— Begin —
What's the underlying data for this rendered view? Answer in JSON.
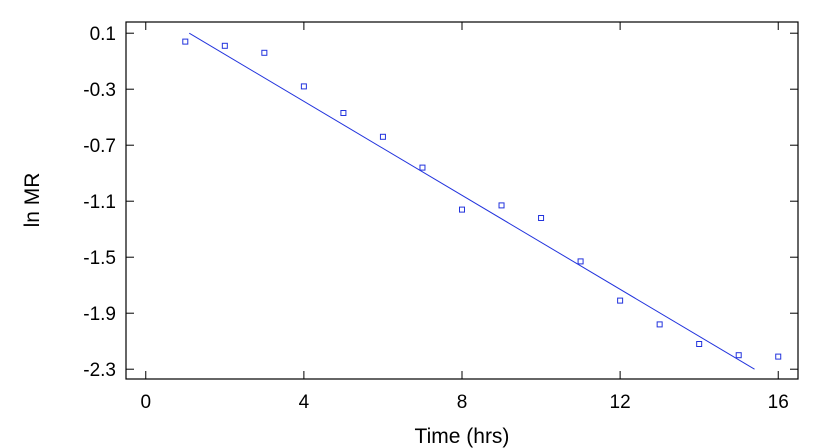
{
  "chart_data": {
    "type": "scatter",
    "xlabel": "Time (hrs)",
    "ylabel": "ln MR",
    "xlim": [
      -0.5,
      16.5
    ],
    "ylim": [
      -2.37,
      0.18
    ],
    "x_ticks": [
      0,
      4,
      8,
      12,
      16
    ],
    "x_tick_labels": [
      "0",
      "4",
      "8",
      "12",
      "16"
    ],
    "y_ticks": [
      0.1,
      -0.3,
      -0.7,
      -1.1,
      -1.5,
      -1.9,
      -2.3
    ],
    "y_tick_labels": [
      "0.1",
      "-0.3",
      "-0.7",
      "-1.1",
      "-1.5",
      "-1.9",
      "-2.3"
    ],
    "grid": false,
    "series": [
      {
        "type": "scatter",
        "marker": "square",
        "color": "#2233dd",
        "x": [
          1,
          2,
          3,
          4,
          5,
          6,
          7,
          8,
          9,
          10,
          11,
          12,
          13,
          14,
          15,
          16
        ],
        "y": [
          0.04,
          0.01,
          -0.04,
          -0.28,
          -0.47,
          -0.64,
          -0.86,
          -1.16,
          -1.13,
          -1.22,
          -1.53,
          -1.81,
          -1.98,
          -2.12,
          -2.2,
          -2.21
        ]
      },
      {
        "type": "line",
        "color": "#2233dd",
        "x": [
          1.1,
          15.4
        ],
        "y": [
          0.1,
          -2.3
        ]
      }
    ]
  }
}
— End —
Each record above must be returned exactly as written, with its pictures omitted.

## ANSWER FOR THIS EXERCISE
What's the underlying data for this rendered view? Answer in JSON.
{
  "chart_data": {
    "type": "scatter",
    "xlabel": "Time (hrs)",
    "ylabel": "ln MR",
    "xlim": [
      -0.5,
      16.5
    ],
    "ylim": [
      -2.37,
      0.18
    ],
    "x_ticks": [
      0,
      4,
      8,
      12,
      16
    ],
    "x_tick_labels": [
      "0",
      "4",
      "8",
      "12",
      "16"
    ],
    "y_ticks": [
      0.1,
      -0.3,
      -0.7,
      -1.1,
      -1.5,
      -1.9,
      -2.3
    ],
    "y_tick_labels": [
      "0.1",
      "-0.3",
      "-0.7",
      "-1.1",
      "-1.5",
      "-1.9",
      "-2.3"
    ],
    "grid": false,
    "series": [
      {
        "type": "scatter",
        "marker": "square",
        "color": "#2233dd",
        "x": [
          1,
          2,
          3,
          4,
          5,
          6,
          7,
          8,
          9,
          10,
          11,
          12,
          13,
          14,
          15,
          16
        ],
        "y": [
          0.04,
          0.01,
          -0.04,
          -0.28,
          -0.47,
          -0.64,
          -0.86,
          -1.16,
          -1.13,
          -1.22,
          -1.53,
          -1.81,
          -1.98,
          -2.12,
          -2.2,
          -2.21
        ]
      },
      {
        "type": "line",
        "color": "#2233dd",
        "x": [
          1.1,
          15.4
        ],
        "y": [
          0.1,
          -2.3
        ]
      }
    ]
  }
}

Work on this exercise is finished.